> What you are asked to do:
Find all lines in the records that include the word "National", and copy them out.

> Supplied information:
START
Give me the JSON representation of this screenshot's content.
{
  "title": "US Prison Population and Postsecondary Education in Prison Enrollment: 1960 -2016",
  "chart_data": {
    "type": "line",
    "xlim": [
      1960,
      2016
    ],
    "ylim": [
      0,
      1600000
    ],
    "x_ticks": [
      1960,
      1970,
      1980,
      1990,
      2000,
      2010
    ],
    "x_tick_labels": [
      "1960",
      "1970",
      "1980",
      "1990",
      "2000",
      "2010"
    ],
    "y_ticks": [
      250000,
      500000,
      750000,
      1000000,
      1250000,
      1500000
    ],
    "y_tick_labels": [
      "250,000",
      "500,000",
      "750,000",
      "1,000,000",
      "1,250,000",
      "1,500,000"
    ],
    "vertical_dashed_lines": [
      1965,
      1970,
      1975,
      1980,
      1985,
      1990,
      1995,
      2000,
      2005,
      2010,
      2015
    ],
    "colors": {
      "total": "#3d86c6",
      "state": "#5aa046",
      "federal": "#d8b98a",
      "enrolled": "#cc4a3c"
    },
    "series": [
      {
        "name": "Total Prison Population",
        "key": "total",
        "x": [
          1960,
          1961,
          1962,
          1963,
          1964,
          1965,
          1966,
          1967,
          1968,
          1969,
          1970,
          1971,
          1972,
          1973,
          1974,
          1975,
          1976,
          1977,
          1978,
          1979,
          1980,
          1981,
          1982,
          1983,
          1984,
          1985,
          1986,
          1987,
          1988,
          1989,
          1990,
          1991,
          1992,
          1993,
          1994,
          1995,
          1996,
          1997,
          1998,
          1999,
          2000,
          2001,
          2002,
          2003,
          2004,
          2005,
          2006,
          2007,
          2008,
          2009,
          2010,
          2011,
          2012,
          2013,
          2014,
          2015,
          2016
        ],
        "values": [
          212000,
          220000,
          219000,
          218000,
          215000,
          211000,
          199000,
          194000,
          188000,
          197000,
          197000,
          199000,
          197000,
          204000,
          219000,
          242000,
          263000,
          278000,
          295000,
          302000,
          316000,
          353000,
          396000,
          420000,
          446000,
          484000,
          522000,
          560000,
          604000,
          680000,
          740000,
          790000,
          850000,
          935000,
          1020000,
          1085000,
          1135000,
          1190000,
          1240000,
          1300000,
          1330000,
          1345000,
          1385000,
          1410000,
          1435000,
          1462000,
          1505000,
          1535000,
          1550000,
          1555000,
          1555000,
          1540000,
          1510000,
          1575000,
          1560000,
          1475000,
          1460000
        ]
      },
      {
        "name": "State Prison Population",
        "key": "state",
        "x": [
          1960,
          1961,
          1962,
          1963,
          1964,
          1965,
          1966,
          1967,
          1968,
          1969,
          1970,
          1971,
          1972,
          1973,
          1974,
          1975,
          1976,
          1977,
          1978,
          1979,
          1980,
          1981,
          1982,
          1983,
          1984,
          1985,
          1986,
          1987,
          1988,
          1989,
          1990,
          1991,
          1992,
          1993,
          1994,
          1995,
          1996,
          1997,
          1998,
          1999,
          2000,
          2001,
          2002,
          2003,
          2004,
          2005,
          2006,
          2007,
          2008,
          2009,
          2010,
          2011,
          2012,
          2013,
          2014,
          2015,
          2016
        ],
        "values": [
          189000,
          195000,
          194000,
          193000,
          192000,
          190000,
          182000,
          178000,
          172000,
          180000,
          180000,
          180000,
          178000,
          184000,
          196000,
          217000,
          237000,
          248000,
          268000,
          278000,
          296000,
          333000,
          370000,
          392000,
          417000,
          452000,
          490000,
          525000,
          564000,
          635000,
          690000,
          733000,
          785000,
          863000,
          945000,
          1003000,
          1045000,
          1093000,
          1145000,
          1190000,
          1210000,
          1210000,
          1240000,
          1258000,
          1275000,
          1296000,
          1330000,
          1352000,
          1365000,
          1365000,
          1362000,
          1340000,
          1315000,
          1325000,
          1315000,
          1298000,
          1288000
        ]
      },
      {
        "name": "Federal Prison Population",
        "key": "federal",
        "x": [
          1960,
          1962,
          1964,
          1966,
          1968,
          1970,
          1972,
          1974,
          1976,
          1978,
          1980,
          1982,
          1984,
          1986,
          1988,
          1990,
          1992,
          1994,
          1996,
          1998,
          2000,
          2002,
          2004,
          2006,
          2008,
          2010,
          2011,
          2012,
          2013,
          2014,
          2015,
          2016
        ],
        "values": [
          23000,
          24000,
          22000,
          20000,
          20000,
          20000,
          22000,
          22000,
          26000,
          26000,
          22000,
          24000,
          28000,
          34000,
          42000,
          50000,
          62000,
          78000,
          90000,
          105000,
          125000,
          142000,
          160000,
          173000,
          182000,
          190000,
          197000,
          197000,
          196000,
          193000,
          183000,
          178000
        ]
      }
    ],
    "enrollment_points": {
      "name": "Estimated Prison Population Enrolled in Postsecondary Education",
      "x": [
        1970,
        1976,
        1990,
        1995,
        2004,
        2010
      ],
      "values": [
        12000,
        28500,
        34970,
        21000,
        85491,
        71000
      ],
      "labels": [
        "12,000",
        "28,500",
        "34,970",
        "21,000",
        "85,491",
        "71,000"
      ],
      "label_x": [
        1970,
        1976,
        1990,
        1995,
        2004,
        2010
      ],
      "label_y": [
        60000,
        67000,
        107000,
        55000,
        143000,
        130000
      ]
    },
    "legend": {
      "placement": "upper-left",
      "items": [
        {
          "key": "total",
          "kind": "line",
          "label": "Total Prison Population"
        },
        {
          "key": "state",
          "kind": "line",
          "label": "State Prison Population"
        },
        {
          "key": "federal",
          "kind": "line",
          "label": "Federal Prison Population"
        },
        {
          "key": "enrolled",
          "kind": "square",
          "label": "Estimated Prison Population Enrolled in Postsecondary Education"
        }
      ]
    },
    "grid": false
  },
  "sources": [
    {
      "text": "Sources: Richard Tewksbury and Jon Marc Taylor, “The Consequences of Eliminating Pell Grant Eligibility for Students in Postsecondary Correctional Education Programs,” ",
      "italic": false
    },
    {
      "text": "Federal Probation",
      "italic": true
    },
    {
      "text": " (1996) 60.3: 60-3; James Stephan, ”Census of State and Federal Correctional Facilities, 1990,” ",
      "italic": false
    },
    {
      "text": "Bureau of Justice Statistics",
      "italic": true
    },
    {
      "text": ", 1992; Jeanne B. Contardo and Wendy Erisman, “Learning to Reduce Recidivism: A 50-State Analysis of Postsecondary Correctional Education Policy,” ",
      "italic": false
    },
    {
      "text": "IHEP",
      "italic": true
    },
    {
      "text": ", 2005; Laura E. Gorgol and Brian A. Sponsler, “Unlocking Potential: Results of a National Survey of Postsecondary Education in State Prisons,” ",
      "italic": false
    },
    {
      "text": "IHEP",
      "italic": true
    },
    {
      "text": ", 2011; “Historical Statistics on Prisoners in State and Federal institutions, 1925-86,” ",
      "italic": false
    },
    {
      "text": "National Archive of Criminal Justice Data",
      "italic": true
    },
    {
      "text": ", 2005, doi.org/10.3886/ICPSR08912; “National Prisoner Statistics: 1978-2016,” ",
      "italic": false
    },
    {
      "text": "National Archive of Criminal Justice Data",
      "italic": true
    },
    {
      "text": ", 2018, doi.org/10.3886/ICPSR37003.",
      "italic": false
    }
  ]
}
END
START
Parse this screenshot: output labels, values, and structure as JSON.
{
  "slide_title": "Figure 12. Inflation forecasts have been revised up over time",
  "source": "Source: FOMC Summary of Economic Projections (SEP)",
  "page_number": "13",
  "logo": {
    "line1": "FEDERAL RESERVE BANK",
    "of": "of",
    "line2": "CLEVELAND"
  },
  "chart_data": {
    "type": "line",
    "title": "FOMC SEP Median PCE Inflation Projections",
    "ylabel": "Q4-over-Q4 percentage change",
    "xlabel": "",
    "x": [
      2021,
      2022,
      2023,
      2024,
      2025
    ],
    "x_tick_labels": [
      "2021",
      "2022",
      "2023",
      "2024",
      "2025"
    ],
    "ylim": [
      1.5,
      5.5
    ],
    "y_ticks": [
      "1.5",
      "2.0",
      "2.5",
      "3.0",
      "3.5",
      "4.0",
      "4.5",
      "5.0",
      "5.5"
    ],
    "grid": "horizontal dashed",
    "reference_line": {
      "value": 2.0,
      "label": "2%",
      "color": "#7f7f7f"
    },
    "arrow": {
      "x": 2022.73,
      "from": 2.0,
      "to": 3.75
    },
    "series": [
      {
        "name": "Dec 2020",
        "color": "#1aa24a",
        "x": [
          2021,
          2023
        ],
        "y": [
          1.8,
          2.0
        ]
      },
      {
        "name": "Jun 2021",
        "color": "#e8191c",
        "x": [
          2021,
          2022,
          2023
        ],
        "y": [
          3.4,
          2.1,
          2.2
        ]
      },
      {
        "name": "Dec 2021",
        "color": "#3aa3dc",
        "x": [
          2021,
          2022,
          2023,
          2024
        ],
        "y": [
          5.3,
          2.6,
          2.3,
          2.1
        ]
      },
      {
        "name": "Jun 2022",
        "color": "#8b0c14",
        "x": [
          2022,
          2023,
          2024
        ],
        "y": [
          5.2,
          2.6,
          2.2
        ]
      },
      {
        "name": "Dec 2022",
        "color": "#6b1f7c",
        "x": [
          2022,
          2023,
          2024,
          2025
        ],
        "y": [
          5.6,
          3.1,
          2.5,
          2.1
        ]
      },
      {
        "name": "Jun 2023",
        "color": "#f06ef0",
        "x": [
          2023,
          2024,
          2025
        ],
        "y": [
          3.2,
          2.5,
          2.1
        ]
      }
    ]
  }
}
END
> Answer below:
      "text": ", 2005; Laura E. Gorgol and Brian A. Sponsler, “Unlocking Potential: Results of a National Survey of Postsecondary Education in State Prisons,” ",
      "text": "National Archive of Criminal Justice Data",
      "text": ", 2005, doi.org/10.3886/ICPSR08912; “National Prisoner Statistics: 1978-2016,” ",
      "text": "National Archive of Criminal Justice Data",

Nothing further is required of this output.